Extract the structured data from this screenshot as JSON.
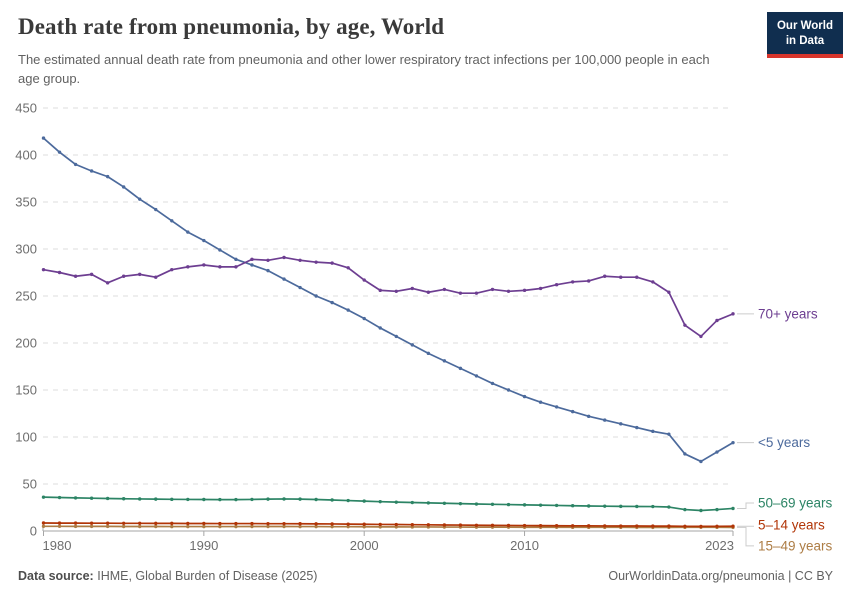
{
  "header": {
    "title": "Death rate from pneumonia, by age, World",
    "subtitle": "The estimated annual death rate from pneumonia and other lower respiratory tract infections per 100,000 people in each age group.",
    "logo": {
      "line1": "Our World",
      "line2": "in Data",
      "bg_color": "#102E4F",
      "accent_color": "#D8352C"
    }
  },
  "footer": {
    "source_label": "Data source:",
    "source_text": "IHME, Global Burden of Disease (2025)",
    "link_text": "OurWorldinData.org/pneumonia | CC BY"
  },
  "chart_data": {
    "type": "line",
    "title": "Death rate from pneumonia, by age, World",
    "xlabel": "",
    "ylabel": "",
    "ylim": [
      0,
      450
    ],
    "yticks": [
      0,
      50,
      100,
      150,
      200,
      250,
      300,
      350,
      400,
      450
    ],
    "xticks": [
      1980,
      1990,
      2000,
      2010,
      2023
    ],
    "grid": "horizontal-dashed",
    "legend_position": "right-end-labels",
    "colors": {
      "grid": "#dedede",
      "axis": "#a6a6a6",
      "tick_label": "#6e6e6e",
      "connector": "#cccccc"
    },
    "x": [
      1980,
      1981,
      1982,
      1983,
      1984,
      1985,
      1986,
      1987,
      1988,
      1989,
      1990,
      1991,
      1992,
      1993,
      1994,
      1995,
      1996,
      1997,
      1998,
      1999,
      2000,
      2001,
      2002,
      2003,
      2004,
      2005,
      2006,
      2007,
      2008,
      2009,
      2010,
      2011,
      2012,
      2013,
      2014,
      2015,
      2016,
      2017,
      2018,
      2019,
      2020,
      2021,
      2022,
      2023
    ],
    "series": [
      {
        "name": "70+ years",
        "color": "#6D3E91",
        "values": [
          278,
          275,
          271,
          273,
          264,
          271,
          273,
          270,
          278,
          281,
          283,
          281,
          281,
          289,
          288,
          291,
          288,
          286,
          285,
          280,
          267,
          256,
          255,
          258,
          254,
          257,
          253,
          253,
          257,
          255,
          256,
          258,
          262,
          265,
          266,
          271,
          270,
          270,
          265,
          254,
          219,
          207,
          224,
          231
        ]
      },
      {
        "name": "<5 years",
        "color": "#4C6A9C",
        "values": [
          418,
          403,
          390,
          383,
          377,
          366,
          353,
          342,
          330,
          318,
          309,
          299,
          289,
          283,
          277,
          268,
          259,
          250,
          243,
          235,
          226,
          216,
          207,
          198,
          189,
          181,
          173,
          165,
          157,
          150,
          143,
          137,
          132,
          127,
          122,
          118,
          114,
          110,
          106,
          103,
          82,
          74,
          84,
          94
        ]
      },
      {
        "name": "50–69 years",
        "color": "#2C8465",
        "values": [
          36,
          35.6,
          35.2,
          34.9,
          34.6,
          34.3,
          34.1,
          33.9,
          33.7,
          33.6,
          33.5,
          33.4,
          33.4,
          33.6,
          33.9,
          34.1,
          33.9,
          33.5,
          33,
          32.4,
          31.8,
          31.2,
          30.7,
          30.3,
          29.9,
          29.5,
          29.1,
          28.7,
          28.4,
          28.1,
          27.8,
          27.5,
          27.2,
          26.9,
          26.6,
          26.4,
          26.2,
          26.1,
          26,
          25.5,
          22.8,
          21.8,
          22.8,
          24
        ]
      },
      {
        "name": "5–14 years",
        "color": "#B13507",
        "values": [
          8.5,
          8.4,
          8.4,
          8.3,
          8.3,
          8.2,
          8.2,
          8.1,
          8.1,
          8,
          8,
          7.9,
          7.9,
          7.9,
          7.8,
          7.8,
          7.7,
          7.6,
          7.5,
          7.3,
          7.2,
          7,
          6.9,
          6.7,
          6.6,
          6.4,
          6.3,
          6.1,
          6,
          5.9,
          5.8,
          5.7,
          5.6,
          5.5,
          5.5,
          5.4,
          5.3,
          5.3,
          5.2,
          5.2,
          5,
          4.9,
          5,
          5.1
        ]
      },
      {
        "name": "15–49 years",
        "color": "#AD7D45",
        "values": [
          5,
          5,
          4.9,
          4.9,
          4.9,
          4.8,
          4.8,
          4.8,
          4.7,
          4.7,
          4.7,
          4.7,
          4.7,
          4.8,
          4.8,
          4.8,
          4.7,
          4.7,
          4.6,
          4.6,
          4.5,
          4.4,
          4.4,
          4.3,
          4.3,
          4.2,
          4.2,
          4.1,
          4.1,
          4.1,
          4,
          4,
          4,
          3.9,
          3.9,
          3.9,
          3.9,
          3.8,
          3.8,
          3.8,
          3.9,
          4,
          3.9,
          3.8
        ]
      }
    ]
  }
}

::::::

Given problem
Identify the lines that hold the word "years". Copy every one of them.

The answer
        "name": "70+ years",
        "name": "<5 years",
        "name": "50–69 years",
        "name": "5–14 years",
        "name": "15–49 years",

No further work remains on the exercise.